### Exercise requirements:
Identify each line below that contains the word "this", and copy it out.

[Saved data entries]
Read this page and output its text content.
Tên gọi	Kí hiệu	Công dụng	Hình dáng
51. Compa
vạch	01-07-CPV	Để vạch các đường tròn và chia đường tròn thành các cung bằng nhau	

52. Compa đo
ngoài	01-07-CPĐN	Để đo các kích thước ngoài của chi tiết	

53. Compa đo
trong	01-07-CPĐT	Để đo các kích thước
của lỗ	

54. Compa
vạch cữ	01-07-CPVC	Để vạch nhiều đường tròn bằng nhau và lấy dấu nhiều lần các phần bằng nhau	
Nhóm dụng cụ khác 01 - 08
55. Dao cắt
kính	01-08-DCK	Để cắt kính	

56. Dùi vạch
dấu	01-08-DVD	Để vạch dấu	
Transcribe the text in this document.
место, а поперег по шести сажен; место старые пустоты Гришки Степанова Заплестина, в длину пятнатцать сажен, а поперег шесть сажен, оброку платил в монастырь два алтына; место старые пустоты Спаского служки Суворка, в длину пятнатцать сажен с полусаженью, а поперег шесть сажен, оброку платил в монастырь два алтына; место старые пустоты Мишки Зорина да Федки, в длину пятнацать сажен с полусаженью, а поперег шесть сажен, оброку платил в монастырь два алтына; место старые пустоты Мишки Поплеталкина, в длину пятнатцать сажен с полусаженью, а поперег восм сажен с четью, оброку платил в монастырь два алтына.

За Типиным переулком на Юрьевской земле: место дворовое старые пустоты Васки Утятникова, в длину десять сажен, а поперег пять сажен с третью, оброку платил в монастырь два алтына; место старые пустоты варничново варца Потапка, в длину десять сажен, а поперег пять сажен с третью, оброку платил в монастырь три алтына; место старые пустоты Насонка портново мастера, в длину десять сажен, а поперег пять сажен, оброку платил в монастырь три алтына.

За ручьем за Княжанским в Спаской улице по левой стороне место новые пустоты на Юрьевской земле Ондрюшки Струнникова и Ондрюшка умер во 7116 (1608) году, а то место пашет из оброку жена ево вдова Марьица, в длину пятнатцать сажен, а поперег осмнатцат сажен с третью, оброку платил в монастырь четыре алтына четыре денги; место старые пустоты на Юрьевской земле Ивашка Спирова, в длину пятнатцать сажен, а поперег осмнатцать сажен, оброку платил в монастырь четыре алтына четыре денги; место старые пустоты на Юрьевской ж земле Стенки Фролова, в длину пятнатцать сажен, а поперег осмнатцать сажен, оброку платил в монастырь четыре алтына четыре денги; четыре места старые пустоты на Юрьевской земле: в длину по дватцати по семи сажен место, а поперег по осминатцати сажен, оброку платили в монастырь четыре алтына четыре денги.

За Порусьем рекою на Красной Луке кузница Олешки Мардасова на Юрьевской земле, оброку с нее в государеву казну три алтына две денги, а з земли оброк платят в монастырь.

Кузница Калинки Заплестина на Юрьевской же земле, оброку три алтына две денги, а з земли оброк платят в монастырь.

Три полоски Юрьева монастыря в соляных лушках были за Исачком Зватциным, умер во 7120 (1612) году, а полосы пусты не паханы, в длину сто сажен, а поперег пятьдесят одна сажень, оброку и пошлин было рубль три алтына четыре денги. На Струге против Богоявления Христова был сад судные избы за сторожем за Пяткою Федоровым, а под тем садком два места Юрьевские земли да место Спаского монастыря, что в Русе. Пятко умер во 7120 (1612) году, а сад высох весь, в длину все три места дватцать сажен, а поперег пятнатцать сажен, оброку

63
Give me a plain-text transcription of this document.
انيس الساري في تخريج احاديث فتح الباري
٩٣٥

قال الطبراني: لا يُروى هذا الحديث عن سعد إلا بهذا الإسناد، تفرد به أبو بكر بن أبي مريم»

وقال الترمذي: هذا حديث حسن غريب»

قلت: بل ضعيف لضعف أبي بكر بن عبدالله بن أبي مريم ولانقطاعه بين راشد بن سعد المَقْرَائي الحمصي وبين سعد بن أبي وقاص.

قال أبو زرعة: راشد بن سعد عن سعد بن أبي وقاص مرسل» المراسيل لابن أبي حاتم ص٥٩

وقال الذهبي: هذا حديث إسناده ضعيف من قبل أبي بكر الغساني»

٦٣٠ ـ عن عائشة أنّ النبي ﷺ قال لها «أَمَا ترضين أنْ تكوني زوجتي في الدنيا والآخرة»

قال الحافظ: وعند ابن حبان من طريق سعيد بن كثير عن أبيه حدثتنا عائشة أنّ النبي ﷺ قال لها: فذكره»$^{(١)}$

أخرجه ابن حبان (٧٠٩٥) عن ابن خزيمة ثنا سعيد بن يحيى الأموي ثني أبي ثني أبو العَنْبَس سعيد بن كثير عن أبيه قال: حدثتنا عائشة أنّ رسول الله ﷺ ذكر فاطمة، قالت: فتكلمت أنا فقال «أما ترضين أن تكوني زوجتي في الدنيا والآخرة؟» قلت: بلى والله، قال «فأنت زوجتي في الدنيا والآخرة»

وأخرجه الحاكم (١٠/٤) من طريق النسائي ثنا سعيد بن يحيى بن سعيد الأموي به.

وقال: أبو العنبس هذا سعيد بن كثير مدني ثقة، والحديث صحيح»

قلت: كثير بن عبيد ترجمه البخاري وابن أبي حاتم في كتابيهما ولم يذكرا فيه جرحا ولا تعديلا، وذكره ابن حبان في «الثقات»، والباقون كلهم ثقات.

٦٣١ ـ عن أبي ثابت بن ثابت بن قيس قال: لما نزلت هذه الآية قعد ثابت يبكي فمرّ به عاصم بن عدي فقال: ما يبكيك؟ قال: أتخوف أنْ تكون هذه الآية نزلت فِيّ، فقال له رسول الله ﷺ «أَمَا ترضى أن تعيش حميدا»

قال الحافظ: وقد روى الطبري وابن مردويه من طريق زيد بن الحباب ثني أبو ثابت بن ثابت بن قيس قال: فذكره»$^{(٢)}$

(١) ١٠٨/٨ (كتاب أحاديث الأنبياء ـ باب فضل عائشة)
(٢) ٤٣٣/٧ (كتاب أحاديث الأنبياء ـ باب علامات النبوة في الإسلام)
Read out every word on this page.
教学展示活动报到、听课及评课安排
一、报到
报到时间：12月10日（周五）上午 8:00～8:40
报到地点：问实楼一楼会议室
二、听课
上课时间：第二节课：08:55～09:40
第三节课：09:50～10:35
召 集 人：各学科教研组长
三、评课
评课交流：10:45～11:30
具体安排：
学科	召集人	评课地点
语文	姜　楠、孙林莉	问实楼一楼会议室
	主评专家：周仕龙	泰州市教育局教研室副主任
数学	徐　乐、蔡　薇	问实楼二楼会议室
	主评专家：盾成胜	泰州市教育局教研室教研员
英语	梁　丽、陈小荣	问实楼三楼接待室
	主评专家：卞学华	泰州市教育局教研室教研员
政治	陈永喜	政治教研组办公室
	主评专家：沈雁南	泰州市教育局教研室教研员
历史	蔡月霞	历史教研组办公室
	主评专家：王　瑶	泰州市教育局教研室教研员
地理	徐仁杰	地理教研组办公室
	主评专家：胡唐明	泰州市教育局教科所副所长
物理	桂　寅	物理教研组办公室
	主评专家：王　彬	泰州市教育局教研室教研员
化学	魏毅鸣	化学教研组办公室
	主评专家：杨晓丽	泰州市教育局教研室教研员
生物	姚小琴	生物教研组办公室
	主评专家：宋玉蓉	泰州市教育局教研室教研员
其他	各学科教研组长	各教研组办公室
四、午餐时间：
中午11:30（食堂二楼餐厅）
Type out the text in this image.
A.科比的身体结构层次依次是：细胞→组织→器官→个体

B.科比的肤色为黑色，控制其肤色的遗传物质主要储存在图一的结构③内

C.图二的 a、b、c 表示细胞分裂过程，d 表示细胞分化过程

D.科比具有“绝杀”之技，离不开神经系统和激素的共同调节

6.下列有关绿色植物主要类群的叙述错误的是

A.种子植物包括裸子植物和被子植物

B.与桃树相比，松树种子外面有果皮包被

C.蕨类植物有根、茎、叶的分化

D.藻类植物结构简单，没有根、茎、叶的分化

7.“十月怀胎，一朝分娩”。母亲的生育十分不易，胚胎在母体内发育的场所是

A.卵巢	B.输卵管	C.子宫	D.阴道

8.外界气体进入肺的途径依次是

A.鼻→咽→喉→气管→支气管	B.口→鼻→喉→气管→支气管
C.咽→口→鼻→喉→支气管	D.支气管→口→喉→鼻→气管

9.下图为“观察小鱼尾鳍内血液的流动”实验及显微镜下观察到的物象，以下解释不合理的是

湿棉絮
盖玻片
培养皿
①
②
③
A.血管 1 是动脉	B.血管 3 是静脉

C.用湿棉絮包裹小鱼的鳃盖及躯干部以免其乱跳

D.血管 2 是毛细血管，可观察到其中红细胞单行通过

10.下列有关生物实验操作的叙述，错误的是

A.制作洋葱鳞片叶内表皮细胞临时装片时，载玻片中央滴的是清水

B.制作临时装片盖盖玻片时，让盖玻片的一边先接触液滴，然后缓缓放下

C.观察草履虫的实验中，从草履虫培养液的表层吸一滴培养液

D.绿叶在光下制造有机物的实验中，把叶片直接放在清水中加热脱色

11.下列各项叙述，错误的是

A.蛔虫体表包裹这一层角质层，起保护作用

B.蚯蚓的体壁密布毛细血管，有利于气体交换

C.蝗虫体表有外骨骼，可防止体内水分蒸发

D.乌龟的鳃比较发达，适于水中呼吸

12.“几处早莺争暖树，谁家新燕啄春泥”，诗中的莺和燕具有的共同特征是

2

### Solution to the problem:
Read this page and output its text content.
Transcribe the text in this document.
Give me a plain-text transcription of this document.
Read out every word on this page.
Type out the text in this image.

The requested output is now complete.